Copy every line of the entries that includes the word "icon".
[begin Dataset entries]
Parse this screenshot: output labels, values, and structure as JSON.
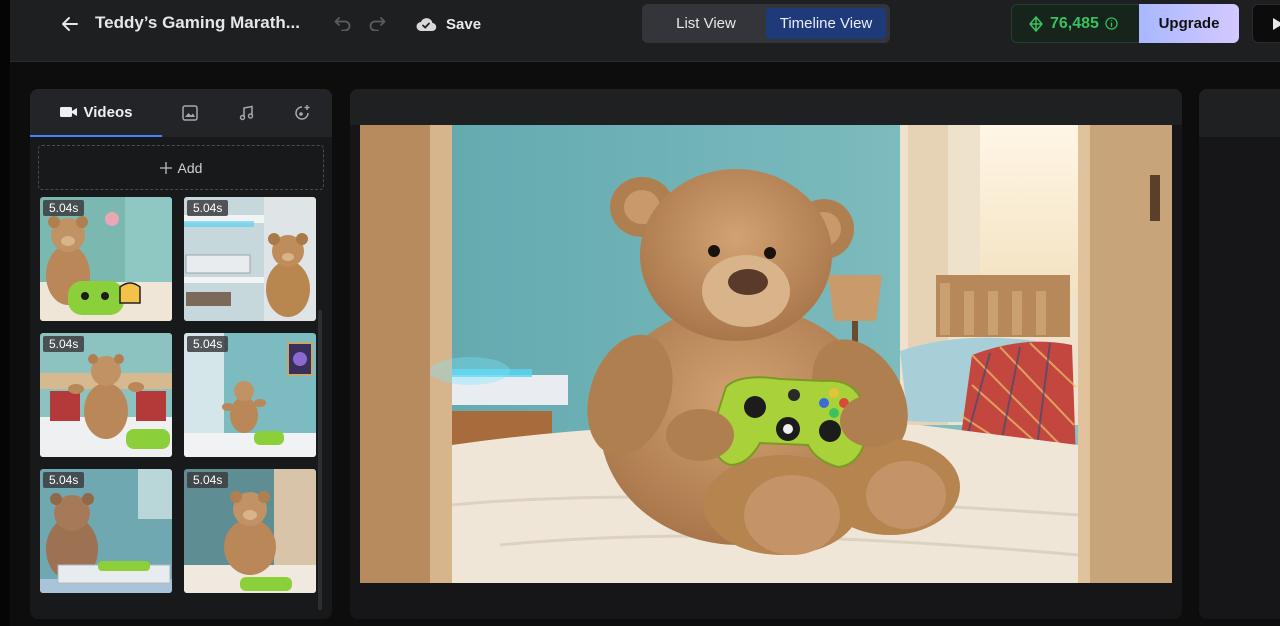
{
  "header": {
    "title": "Teddy’s Gaming Marath...",
    "save_label": "Save",
    "view_tabs": [
      {
        "label": "List View",
        "active": false
      },
      {
        "label": "Timeline View",
        "active": true
      }
    ],
    "credits": "76,485",
    "upgrade_label": "Upgrade"
  },
  "media_panel": {
    "tabs": [
      {
        "label": "Videos",
        "icon": "video-camera-icon",
        "active": true
      },
      {
        "icon": "image-icon"
      },
      {
        "icon": "music-note-icon"
      },
      {
        "icon": "sound-effects-icon"
      }
    ],
    "add_label": "Add",
    "clips": [
      {
        "duration": "5.04s"
      },
      {
        "duration": "5.04s"
      },
      {
        "duration": "5.04s"
      },
      {
        "duration": "5.04s"
      },
      {
        "duration": "5.04s"
      },
      {
        "duration": "5.04s"
      }
    ]
  },
  "colors": {
    "accent": "#4a7dff",
    "active_tab_bg": "#1f3a78",
    "credits_green": "#37c25f",
    "controller_green": "#a9d13a"
  }
}
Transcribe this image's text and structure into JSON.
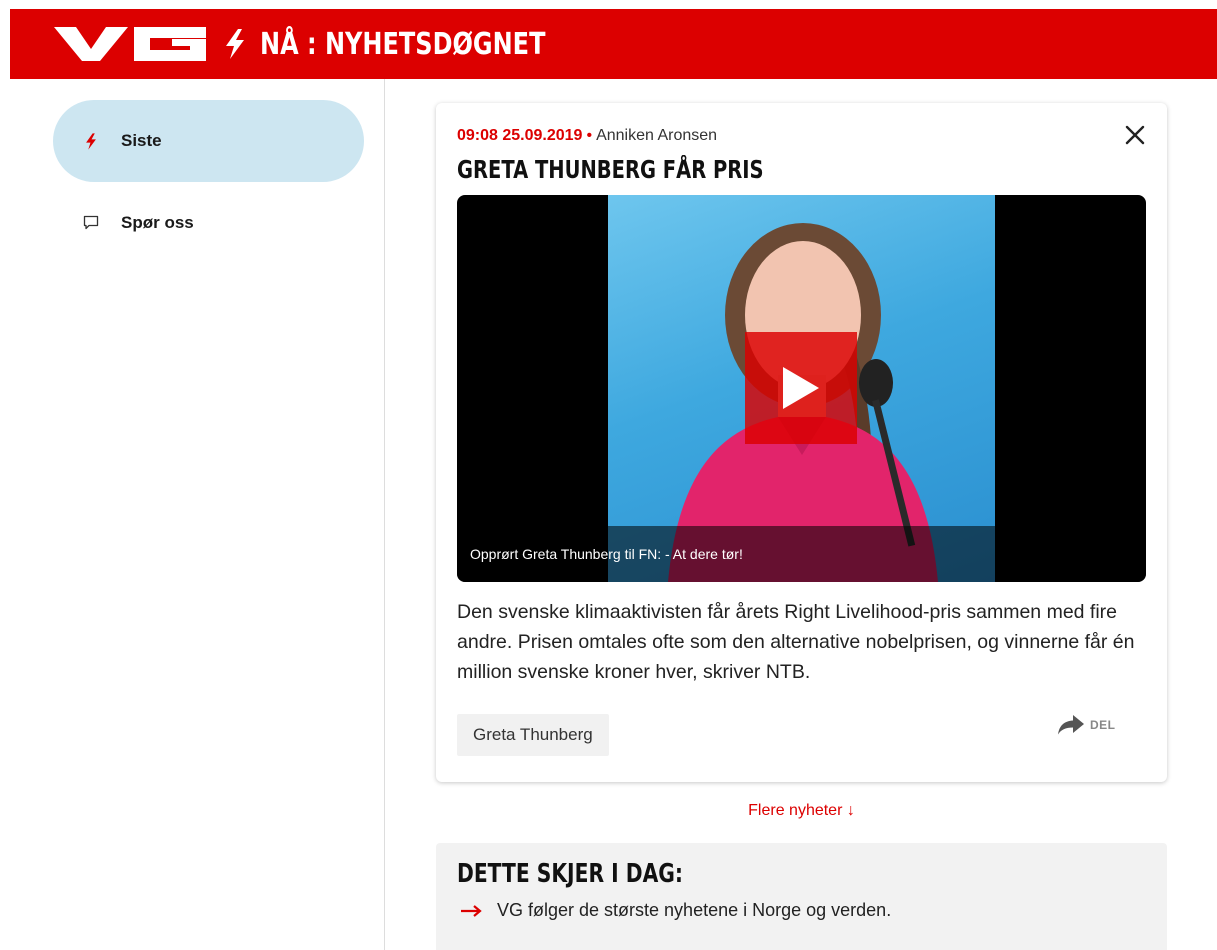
[end Dataset entries]
▸ **Answer to this problem**
        "icon": "video-camera-icon",
        "icon": "image-icon"
        "icon": "music-note-icon"
        "icon": "sound-effects-icon"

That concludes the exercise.